Repeat every line of the data exactly, but not the pictures.

EXERCISE INPUT:
+ + +

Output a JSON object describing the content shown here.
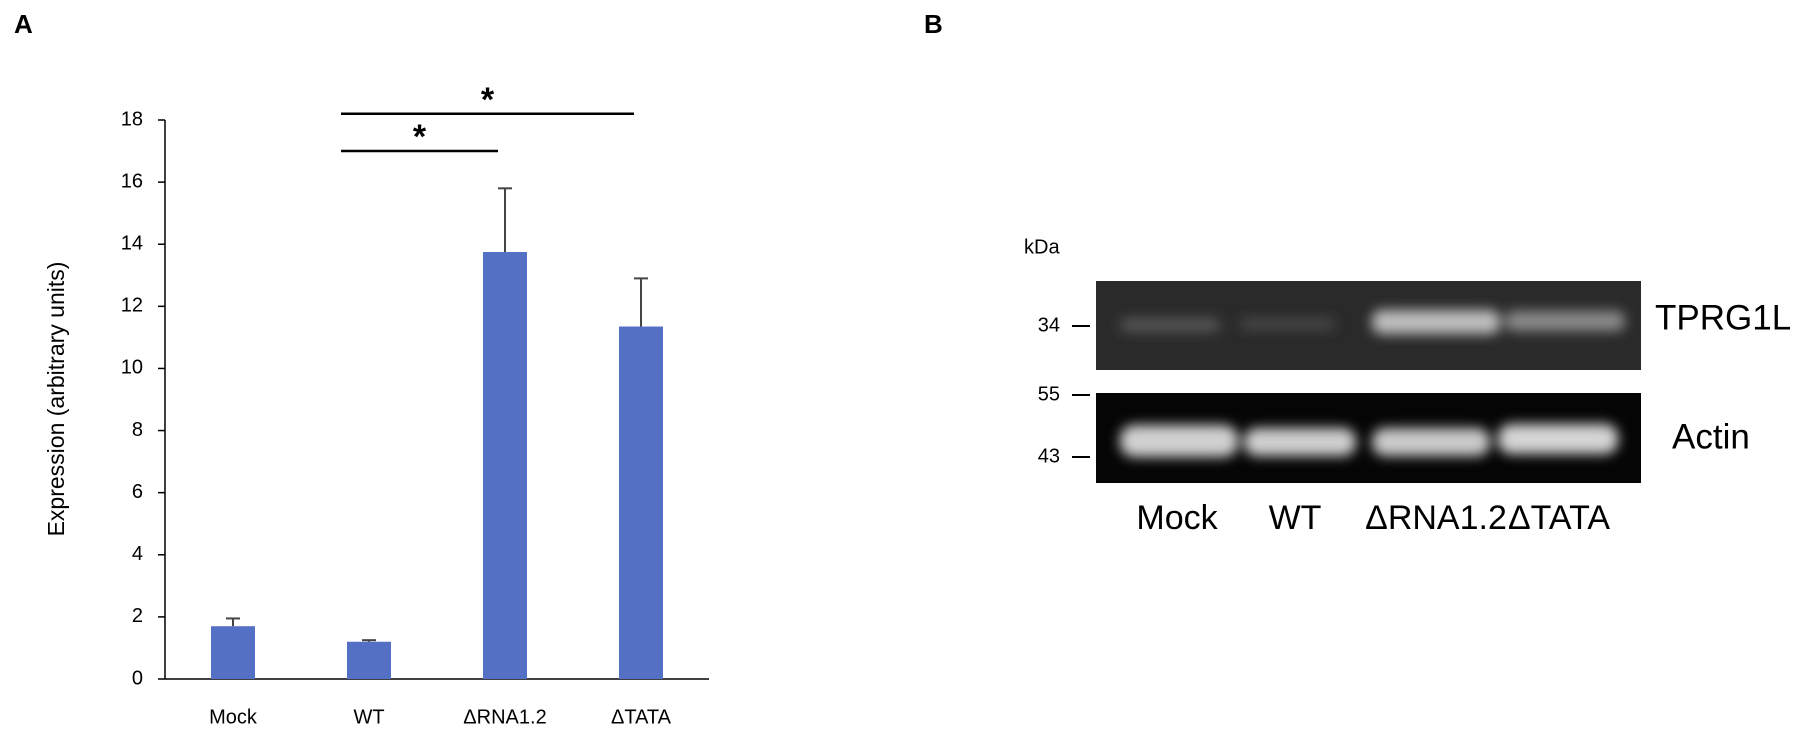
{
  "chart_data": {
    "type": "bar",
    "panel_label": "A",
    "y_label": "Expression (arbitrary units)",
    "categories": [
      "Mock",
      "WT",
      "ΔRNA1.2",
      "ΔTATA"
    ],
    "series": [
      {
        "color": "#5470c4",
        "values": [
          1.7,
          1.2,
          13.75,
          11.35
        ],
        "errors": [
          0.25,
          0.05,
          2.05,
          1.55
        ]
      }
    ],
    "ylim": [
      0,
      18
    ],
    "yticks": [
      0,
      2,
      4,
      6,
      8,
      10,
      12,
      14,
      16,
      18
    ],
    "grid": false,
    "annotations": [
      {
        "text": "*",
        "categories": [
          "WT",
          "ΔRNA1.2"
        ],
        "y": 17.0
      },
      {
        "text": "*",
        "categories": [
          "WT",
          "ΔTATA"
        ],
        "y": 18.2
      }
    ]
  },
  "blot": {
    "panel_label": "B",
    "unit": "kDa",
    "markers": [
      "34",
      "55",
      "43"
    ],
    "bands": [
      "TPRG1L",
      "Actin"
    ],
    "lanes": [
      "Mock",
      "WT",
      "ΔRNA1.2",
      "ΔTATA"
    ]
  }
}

+ + +

IN RESPONSE:
Output a JSON object describing the content shown here.
{
  "chart_data": {
    "type": "bar",
    "panel_label": "A",
    "y_label": "Expression (arbitrary units)",
    "categories": [
      "Mock",
      "WT",
      "ΔRNA1.2",
      "ΔTATA"
    ],
    "series": [
      {
        "color": "#5470c4",
        "values": [
          1.7,
          1.2,
          13.75,
          11.35
        ],
        "errors": [
          0.25,
          0.05,
          2.05,
          1.55
        ]
      }
    ],
    "ylim": [
      0,
      18
    ],
    "yticks": [
      0,
      2,
      4,
      6,
      8,
      10,
      12,
      14,
      16,
      18
    ],
    "grid": false,
    "annotations": [
      {
        "text": "*",
        "categories": [
          "WT",
          "ΔRNA1.2"
        ],
        "y": 17.0
      },
      {
        "text": "*",
        "categories": [
          "WT",
          "ΔTATA"
        ],
        "y": 18.2
      }
    ]
  },
  "blot": {
    "panel_label": "B",
    "unit": "kDa",
    "markers": [
      "34",
      "55",
      "43"
    ],
    "bands": [
      "TPRG1L",
      "Actin"
    ],
    "lanes": [
      "Mock",
      "WT",
      "ΔRNA1.2",
      "ΔTATA"
    ]
  }
}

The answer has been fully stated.